Material for this task:
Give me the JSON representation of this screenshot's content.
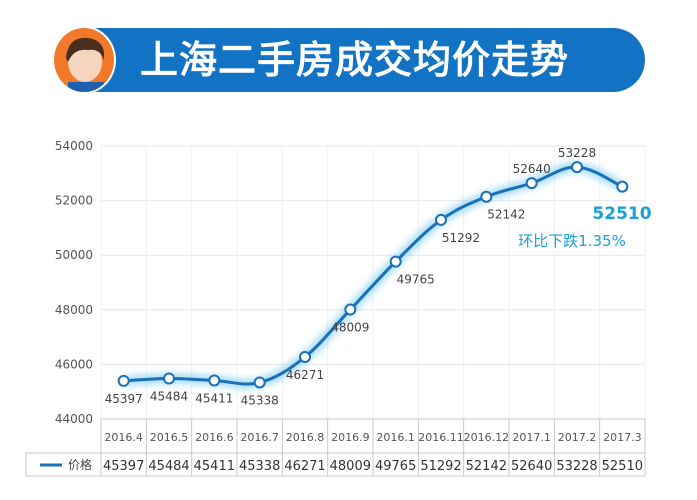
{
  "header": {
    "title": "上海二手房成交均价走势"
  },
  "annotation": {
    "value": "52510",
    "change": "环比下跌1.35%"
  },
  "colors": {
    "line": "#1a6fb5",
    "accent": "#1aa0d8",
    "banner": "#1273c4"
  },
  "chart_data": {
    "type": "line",
    "title": "上海二手房成交均价走势",
    "categories": [
      "2016.4",
      "2016.5",
      "2016.6",
      "2016.7",
      "2016.8",
      "2016.9",
      "2016.1",
      "2016.11",
      "2016.12",
      "2017.1",
      "2017.2",
      "2017.3"
    ],
    "series": [
      {
        "name": "价格",
        "values": [
          45397,
          45484,
          45411,
          45338,
          46271,
          48009,
          49765,
          51292,
          52142,
          52640,
          53228,
          52510
        ]
      }
    ],
    "yticks": [
      44000,
      46000,
      48000,
      50000,
      52000,
      54000
    ],
    "ylim": [
      44000,
      54000
    ],
    "grid": true,
    "legend": "bottom-left data table"
  }
}
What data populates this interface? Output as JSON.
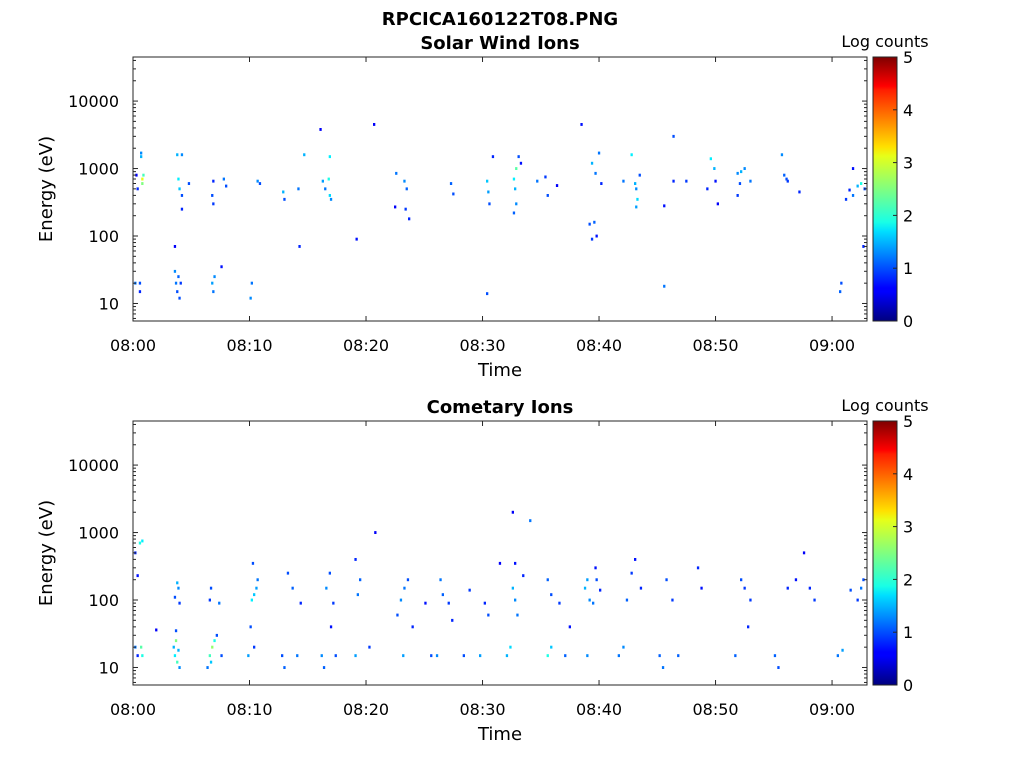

What is needed:
Omit the pictures, then quote the rest of the material above exactly.

Reply to the exercise:
Give me the JSON representation of this screenshot's content.
{
  "header": {
    "title": "上海二手房成交均价走势"
  },
  "annotation": {
    "value": "52510",
    "change": "环比下跌1.35%"
  },
  "colors": {
    "line": "#1a6fb5",
    "accent": "#1aa0d8",
    "banner": "#1273c4"
  },
  "chart_data": {
    "type": "line",
    "title": "上海二手房成交均价走势",
    "categories": [
      "2016.4",
      "2016.5",
      "2016.6",
      "2016.7",
      "2016.8",
      "2016.9",
      "2016.1",
      "2016.11",
      "2016.12",
      "2017.1",
      "2017.2",
      "2017.3"
    ],
    "series": [
      {
        "name": "价格",
        "values": [
          45397,
          45484,
          45411,
          45338,
          46271,
          48009,
          49765,
          51292,
          52142,
          52640,
          53228,
          52510
        ]
      }
    ],
    "yticks": [
      44000,
      46000,
      48000,
      50000,
      52000,
      54000
    ],
    "ylim": [
      44000,
      54000
    ],
    "grid": true,
    "legend": "bottom-left data table"
  }
}
What data populates this interface? Output as JSON.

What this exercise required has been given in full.